+++ Given information +++
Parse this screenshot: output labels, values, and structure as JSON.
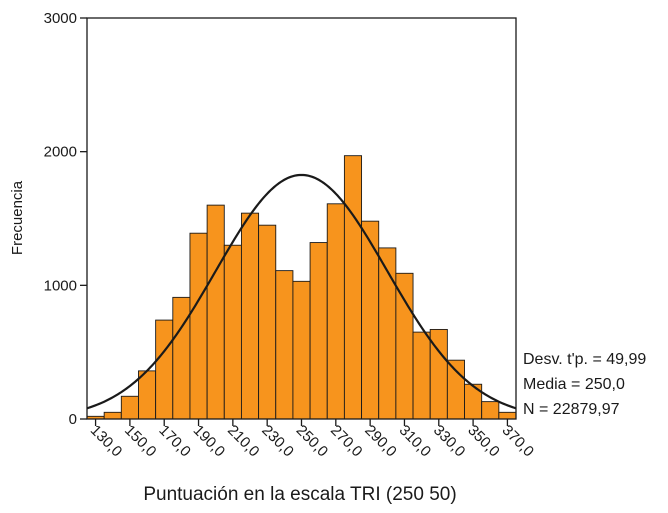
{
  "chart_data": {
    "type": "bar",
    "bar_color": "#F7941D",
    "curve_color": "#1a1a1a",
    "xlabel": "Puntuación en la escala TRI (250 50)",
    "ylabel": "Frecuencia",
    "ylim": [
      0,
      3000
    ],
    "y_ticks": [
      0,
      1000,
      2000,
      3000
    ],
    "y_tick_labels": [
      "0",
      "1000",
      "2000",
      "3000"
    ],
    "x_ticks": [
      130,
      150,
      170,
      190,
      210,
      230,
      250,
      270,
      290,
      310,
      330,
      350,
      370
    ],
    "x_tick_labels": [
      "130,0",
      "150,0",
      "170,0",
      "190,0",
      "210,0",
      "230,0",
      "250,0",
      "270,0",
      "290,0",
      "310,0",
      "330,0",
      "350,0",
      "370,0"
    ],
    "xlim": [
      125,
      375
    ],
    "bin_width": 10,
    "bins_start": [
      125,
      135,
      145,
      155,
      165,
      175,
      185,
      195,
      205,
      215,
      225,
      235,
      245,
      255,
      265,
      275,
      285,
      295,
      305,
      315,
      325,
      335,
      345,
      355,
      365
    ],
    "values": [
      20,
      50,
      170,
      360,
      740,
      910,
      1390,
      1600,
      1300,
      1540,
      1450,
      1110,
      1030,
      1320,
      1610,
      1970,
      1480,
      1280,
      1090,
      650,
      670,
      440,
      260,
      130,
      50
    ],
    "normal_curve": {
      "mean": 250.0,
      "sd": 49.99,
      "n": 22879.97
    },
    "stats": [
      "Desv. t'p. = 49,99",
      "Media = 250,0",
      "N = 22879,97"
    ],
    "grid": false
  }
}
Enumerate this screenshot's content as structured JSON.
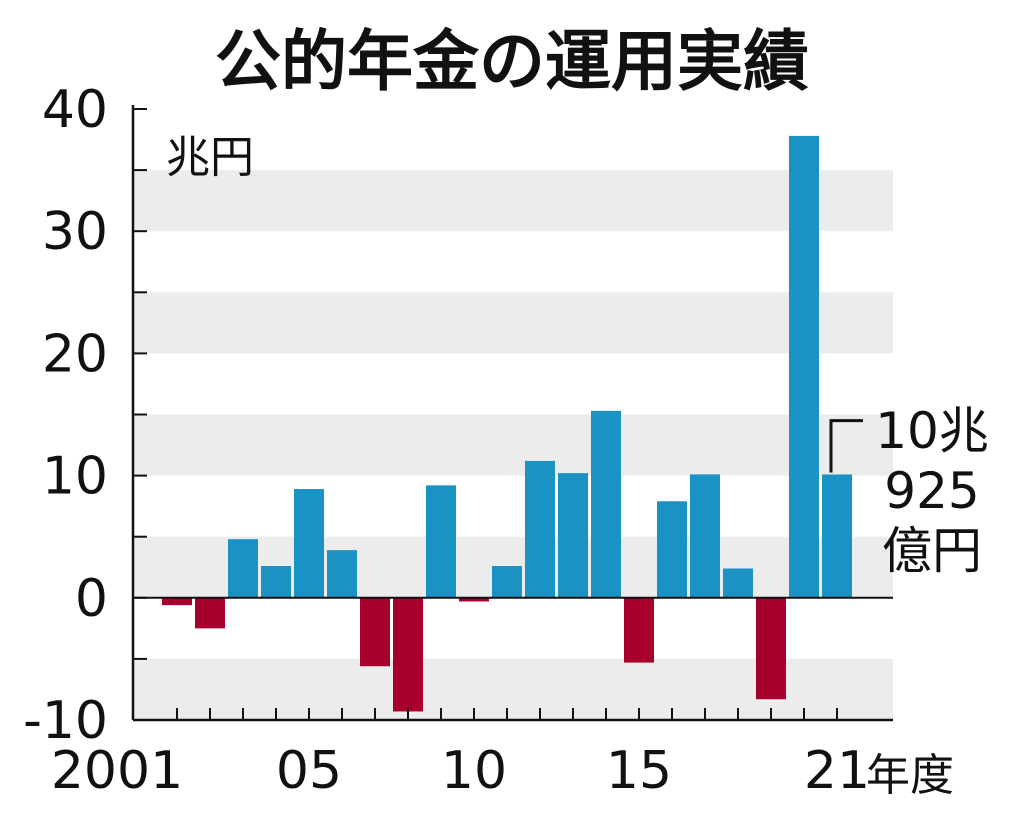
{
  "chart_data": {
    "type": "bar",
    "title": "公的年金の運用実績",
    "unit_label": "兆円",
    "x_suffix": "年度",
    "ylim": [
      -10,
      40
    ],
    "yticks": [
      "40",
      "30",
      "20",
      "10",
      "0",
      "-10"
    ],
    "ytick_values": [
      40,
      30,
      20,
      10,
      0,
      -10
    ],
    "grid": "alternating horizontal bands",
    "colors": {
      "positive": "#1a93c4",
      "negative": "#a8002e",
      "band": "#ececec"
    },
    "x_tick_labels": [
      {
        "fiscal_year": 2001,
        "label": "2001"
      },
      {
        "fiscal_year": 2005,
        "label": "05"
      },
      {
        "fiscal_year": 2010,
        "label": "10"
      },
      {
        "fiscal_year": 2015,
        "label": "15"
      },
      {
        "fiscal_year": 2021,
        "label": "21"
      }
    ],
    "x": [
      2001,
      2002,
      2003,
      2004,
      2005,
      2006,
      2007,
      2008,
      2009,
      2010,
      2011,
      2012,
      2013,
      2014,
      2015,
      2016,
      2017,
      2018,
      2019,
      2020,
      2021
    ],
    "values": [
      -0.6,
      -2.5,
      4.8,
      2.6,
      8.9,
      3.9,
      -5.6,
      -9.3,
      9.2,
      -0.3,
      2.6,
      11.2,
      10.2,
      15.3,
      -5.3,
      7.9,
      10.1,
      2.4,
      -8.3,
      37.8,
      10.0925
    ],
    "annotation": {
      "fiscal_year": 2021,
      "lines": [
        "10兆",
        "925",
        "億円"
      ]
    }
  }
}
+++
■ **Task goal**: Return every line above in which the string "this" occurs.

■ **Right answer**:
Parse this screenshot: output labels, values, and structure as JSON.
Enumerate this screenshot's content as structured JSON.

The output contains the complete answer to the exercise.